begin
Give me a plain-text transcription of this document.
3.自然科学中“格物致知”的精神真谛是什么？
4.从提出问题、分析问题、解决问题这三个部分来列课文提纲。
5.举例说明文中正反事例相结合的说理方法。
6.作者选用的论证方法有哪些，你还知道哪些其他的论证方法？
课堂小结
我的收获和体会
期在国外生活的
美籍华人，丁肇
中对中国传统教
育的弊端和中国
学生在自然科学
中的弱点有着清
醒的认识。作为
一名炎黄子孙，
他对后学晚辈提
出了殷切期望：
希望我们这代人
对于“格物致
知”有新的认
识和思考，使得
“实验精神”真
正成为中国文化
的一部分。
end
Output all of the material exactly as written.

Give me a plain-text transcription of this document.
3.自然科学中“格物致知”的精神真谛是什么？
4.从提出问题、分析问题、解决问题这三个部分来列课文提纲。
5.举例说明文中正反事例相结合的说理方法。
6.作者选用的论证方法有哪些，你还知道哪些其他的论证方法？
课堂小结
我的收获和体会
期在国外生活的
美籍华人，丁肇
中对中国传统教
育的弊端和中国
学生在自然科学
中的弱点有着清
醒的认识。作为
一名炎黄子孙，
他对后学晚辈提
出了殷切期望：
希望我们这代人
对于“格物致
知”有新的认
识和思考，使得
“实验精神”真
正成为中国文化
的一部分。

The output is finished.